TO BE DONE: Transcribe the full listing exactly, and drop every picture.

EXTRACTED INFORMATION:
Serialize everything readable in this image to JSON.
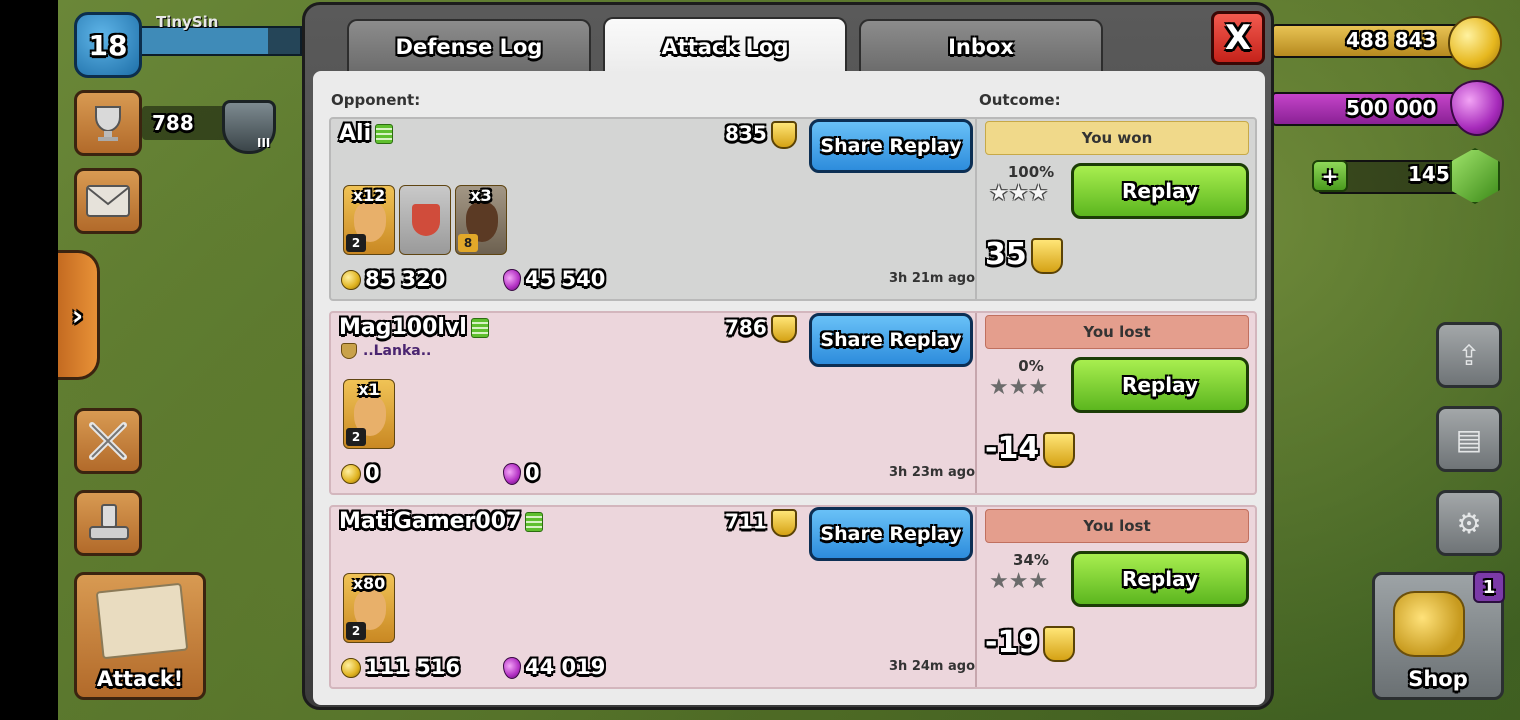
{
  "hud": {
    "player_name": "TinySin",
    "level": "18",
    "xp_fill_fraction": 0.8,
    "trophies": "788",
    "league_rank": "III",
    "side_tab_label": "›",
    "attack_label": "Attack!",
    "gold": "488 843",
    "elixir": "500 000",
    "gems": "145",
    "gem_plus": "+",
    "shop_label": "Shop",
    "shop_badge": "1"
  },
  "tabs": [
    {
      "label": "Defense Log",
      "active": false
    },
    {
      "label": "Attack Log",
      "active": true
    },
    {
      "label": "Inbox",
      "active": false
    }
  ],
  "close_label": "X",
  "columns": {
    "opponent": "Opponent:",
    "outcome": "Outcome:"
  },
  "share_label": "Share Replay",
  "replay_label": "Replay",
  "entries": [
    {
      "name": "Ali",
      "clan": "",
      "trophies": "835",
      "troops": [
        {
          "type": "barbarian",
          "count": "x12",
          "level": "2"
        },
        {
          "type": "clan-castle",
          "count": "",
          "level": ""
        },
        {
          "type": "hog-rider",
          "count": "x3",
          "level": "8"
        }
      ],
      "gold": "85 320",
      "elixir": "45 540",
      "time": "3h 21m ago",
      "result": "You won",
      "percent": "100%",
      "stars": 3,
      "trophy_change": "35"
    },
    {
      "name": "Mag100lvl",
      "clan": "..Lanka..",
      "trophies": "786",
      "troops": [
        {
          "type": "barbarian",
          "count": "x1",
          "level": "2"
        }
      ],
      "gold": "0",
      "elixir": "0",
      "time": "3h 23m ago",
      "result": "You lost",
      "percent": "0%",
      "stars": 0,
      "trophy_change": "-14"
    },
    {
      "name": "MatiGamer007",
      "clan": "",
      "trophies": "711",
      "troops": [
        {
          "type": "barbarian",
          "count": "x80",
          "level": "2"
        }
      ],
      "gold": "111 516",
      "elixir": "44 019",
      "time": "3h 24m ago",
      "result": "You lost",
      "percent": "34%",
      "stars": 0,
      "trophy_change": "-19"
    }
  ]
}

RIGHT ANSWER:
Serialize everything readable in this image to JSON.
{
  "hud": {
    "player_name": "TinySin",
    "level": "18",
    "xp_fill_fraction": 0.8,
    "trophies": "788",
    "league_rank": "III",
    "side_tab_label": "›",
    "attack_label": "Attack!",
    "gold": "488 843",
    "elixir": "500 000",
    "gems": "145",
    "gem_plus": "+",
    "shop_label": "Shop",
    "shop_badge": "1"
  },
  "tabs": [
    {
      "label": "Defense Log",
      "active": false
    },
    {
      "label": "Attack Log",
      "active": true
    },
    {
      "label": "Inbox",
      "active": false
    }
  ],
  "close_label": "X",
  "columns": {
    "opponent": "Opponent:",
    "outcome": "Outcome:"
  },
  "share_label": "Share Replay",
  "replay_label": "Replay",
  "entries": [
    {
      "name": "Ali",
      "clan": "",
      "trophies": "835",
      "troops": [
        {
          "type": "barbarian",
          "count": "x12",
          "level": "2"
        },
        {
          "type": "clan-castle",
          "count": "",
          "level": ""
        },
        {
          "type": "hog-rider",
          "count": "x3",
          "level": "8"
        }
      ],
      "gold": "85 320",
      "elixir": "45 540",
      "time": "3h 21m ago",
      "result": "You won",
      "percent": "100%",
      "stars": 3,
      "trophy_change": "35"
    },
    {
      "name": "Mag100lvl",
      "clan": "..Lanka..",
      "trophies": "786",
      "troops": [
        {
          "type": "barbarian",
          "count": "x1",
          "level": "2"
        }
      ],
      "gold": "0",
      "elixir": "0",
      "time": "3h 23m ago",
      "result": "You lost",
      "percent": "0%",
      "stars": 0,
      "trophy_change": "-14"
    },
    {
      "name": "MatiGamer007",
      "clan": "",
      "trophies": "711",
      "troops": [
        {
          "type": "barbarian",
          "count": "x80",
          "level": "2"
        }
      ],
      "gold": "111 516",
      "elixir": "44 019",
      "time": "3h 24m ago",
      "result": "You lost",
      "percent": "34%",
      "stars": 0,
      "trophy_change": "-19"
    }
  ]
}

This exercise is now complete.